▶ [TASKS TO CARRY OUT]
(a) List every sentence in the thread about S3 cross-region replication that ends with a question mark.
(b) Continue the thread about S3 cross-region replication, picking up after its final sentence.

▶ [TEXT TO READ]
········

Is cross-region replication 100% fool-proof for S3 region outages?

19

2

Amazon S3 has an option of cross-region replication which should be pretty fault-tolerant against region/zone outages.

Does that mean those who are ranting about the outage did not make use of this aspect?

Or is that cross-region replication is not completely fool-proof and would not have helped?

Dawny33

Posted 2017-03-01T04:02:59.617

Reputation: 2 554

@Evgeny Thank you. I was reading that same post, before asking this :)Dawny33 2017-03-01T04:09:23.820

Answers

11

The drawback when there's replication come from the note below:

Amazon S3 routes any virtual hosted–style requests to the US East (N. Virginia) region by default if you use the US East (N. Virginia) endpoint (s3.amazonaws.com), instead of the region-specific endpoint (for example, s3-eu-west-1.amazonaws.com).

When you use replication you usualy let AWS takes care of routing the alias to one region by targetting s3.amazonaws.com in your REST request from your servers and let the redirect do it's job.

Whenever N.Virginia is down, the magic cease to work and you're out of luck to access your data and have to update your configuration to choose a specific region endpoint.

The problem does not come from the DNS (a request to the bucket itself will work) but from S3 clients, which will connect to the S3 API endpoint before accessing the bucket, in this case the dns resolution is done on s3.amazonaws.com and this is us-east-1 endpoint.

········

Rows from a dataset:
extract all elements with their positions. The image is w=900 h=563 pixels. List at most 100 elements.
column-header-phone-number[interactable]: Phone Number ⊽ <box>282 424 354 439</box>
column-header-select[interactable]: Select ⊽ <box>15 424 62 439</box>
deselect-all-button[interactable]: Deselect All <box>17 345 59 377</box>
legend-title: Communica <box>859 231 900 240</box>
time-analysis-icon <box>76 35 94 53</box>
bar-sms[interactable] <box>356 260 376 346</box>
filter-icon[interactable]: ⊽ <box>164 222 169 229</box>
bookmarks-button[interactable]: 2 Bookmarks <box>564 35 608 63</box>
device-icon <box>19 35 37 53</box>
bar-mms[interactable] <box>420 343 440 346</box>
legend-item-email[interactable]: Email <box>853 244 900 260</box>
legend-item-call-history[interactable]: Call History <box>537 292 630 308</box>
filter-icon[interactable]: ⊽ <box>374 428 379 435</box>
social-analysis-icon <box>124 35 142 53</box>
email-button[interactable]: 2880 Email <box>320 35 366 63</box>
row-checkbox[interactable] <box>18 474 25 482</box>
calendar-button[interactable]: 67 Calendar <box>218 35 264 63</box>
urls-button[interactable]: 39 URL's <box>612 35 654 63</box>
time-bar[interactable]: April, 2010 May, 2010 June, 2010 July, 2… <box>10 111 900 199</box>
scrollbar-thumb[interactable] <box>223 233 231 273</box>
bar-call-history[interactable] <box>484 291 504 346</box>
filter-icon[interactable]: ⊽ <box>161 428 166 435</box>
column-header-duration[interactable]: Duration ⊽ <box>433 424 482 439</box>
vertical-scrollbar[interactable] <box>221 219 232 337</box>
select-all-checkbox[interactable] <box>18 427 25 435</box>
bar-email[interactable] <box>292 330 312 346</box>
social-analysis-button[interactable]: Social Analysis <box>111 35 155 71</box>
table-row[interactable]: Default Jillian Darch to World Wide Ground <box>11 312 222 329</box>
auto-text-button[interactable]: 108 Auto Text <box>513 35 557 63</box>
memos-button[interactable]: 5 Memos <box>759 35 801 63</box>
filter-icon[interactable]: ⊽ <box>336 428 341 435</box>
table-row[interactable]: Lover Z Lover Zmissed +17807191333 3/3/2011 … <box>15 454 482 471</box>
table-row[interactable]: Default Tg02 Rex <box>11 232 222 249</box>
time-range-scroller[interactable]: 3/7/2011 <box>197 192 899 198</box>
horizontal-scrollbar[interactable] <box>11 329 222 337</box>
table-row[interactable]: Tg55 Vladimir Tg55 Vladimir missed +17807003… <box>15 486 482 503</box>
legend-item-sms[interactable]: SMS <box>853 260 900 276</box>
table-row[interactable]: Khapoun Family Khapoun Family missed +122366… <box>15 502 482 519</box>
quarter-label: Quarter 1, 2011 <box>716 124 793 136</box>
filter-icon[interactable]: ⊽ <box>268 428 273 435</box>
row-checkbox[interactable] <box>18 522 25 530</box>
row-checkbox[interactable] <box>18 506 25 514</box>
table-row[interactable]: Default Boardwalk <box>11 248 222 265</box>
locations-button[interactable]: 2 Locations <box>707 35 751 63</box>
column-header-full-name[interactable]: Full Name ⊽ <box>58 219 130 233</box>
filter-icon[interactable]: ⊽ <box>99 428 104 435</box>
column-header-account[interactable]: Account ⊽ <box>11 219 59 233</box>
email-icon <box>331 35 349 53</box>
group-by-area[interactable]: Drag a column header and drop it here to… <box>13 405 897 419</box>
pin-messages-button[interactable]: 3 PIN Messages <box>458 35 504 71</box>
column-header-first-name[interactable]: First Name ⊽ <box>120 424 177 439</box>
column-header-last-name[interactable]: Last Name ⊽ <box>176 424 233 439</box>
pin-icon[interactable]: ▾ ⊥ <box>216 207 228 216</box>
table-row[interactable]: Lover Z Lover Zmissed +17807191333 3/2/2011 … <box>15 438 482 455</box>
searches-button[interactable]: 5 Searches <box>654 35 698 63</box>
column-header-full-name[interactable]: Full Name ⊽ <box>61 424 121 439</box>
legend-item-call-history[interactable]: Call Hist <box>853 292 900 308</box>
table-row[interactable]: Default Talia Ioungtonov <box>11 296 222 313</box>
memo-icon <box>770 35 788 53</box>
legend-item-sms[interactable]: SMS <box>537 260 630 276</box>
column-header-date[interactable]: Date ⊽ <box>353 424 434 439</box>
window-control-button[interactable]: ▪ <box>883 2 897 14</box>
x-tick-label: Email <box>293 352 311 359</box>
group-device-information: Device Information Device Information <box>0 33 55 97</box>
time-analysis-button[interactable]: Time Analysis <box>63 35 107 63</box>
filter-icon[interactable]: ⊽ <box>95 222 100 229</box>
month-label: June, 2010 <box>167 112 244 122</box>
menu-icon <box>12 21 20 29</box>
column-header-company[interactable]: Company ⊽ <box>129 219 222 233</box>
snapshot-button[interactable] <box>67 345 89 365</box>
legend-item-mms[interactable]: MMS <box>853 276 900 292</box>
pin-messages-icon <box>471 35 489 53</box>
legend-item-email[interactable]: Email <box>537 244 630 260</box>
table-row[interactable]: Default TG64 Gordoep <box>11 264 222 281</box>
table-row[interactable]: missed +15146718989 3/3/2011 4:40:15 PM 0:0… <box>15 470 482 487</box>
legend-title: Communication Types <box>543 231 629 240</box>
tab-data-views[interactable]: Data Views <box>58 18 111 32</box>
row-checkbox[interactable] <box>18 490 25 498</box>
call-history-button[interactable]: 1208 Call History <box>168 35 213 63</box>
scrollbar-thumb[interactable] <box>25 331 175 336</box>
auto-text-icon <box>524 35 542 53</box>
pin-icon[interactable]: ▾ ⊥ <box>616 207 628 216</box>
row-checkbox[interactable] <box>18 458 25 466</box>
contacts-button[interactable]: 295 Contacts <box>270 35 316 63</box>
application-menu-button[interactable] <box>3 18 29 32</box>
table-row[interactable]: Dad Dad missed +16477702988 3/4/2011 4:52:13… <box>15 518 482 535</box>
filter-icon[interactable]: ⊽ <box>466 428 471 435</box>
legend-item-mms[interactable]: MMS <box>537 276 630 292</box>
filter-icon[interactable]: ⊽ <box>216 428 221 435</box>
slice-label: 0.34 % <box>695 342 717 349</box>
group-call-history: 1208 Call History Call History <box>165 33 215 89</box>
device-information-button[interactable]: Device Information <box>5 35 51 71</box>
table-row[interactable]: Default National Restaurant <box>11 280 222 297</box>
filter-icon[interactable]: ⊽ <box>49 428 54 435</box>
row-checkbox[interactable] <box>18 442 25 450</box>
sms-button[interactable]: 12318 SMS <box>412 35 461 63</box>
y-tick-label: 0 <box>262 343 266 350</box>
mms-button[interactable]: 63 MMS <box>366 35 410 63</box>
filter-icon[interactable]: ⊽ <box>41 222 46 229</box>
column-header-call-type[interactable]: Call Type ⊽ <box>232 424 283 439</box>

········

▶ [RESPONSES FOR EACH TASK]
(a)
Is cross-region replication 100% fool-proof for S3 region outages?
Does that mean those who are ranting about the outage did not make use of this aspect?
Or is that cross-region replication is not completely fool-proof and would not have helped?

(b)
When you use regions alias, you loose the ease of load balancing over regions with the health check from AWS included.

If you use DNS cname targeting the regions to switch quickly, you're responsible of your DNS TTL but nothing guarantee cache servers of client ISP will honor your value (one of many cache your client may encounter).

And lastly, if you try to load balance yourself you'll probably create the same SPOF than AWS already have with the added burden of maintaining it.

AWS is working on it but that's all the information I have at time of writing.

Tensibai

Posted 2017-03-01T04:02:59.617

Reputation: 9 733

According to http://docs.aws.amazon.com/AmazonS3/latest/dev/VirtualHosting.html it is possible to use 'bucketname.s3-eu-west-1.amazonaws.com' (substitute your favourite region) as a DNS alias. IFF that works, it can be a way to quickly switch (as quick as your pre-set TTL allows)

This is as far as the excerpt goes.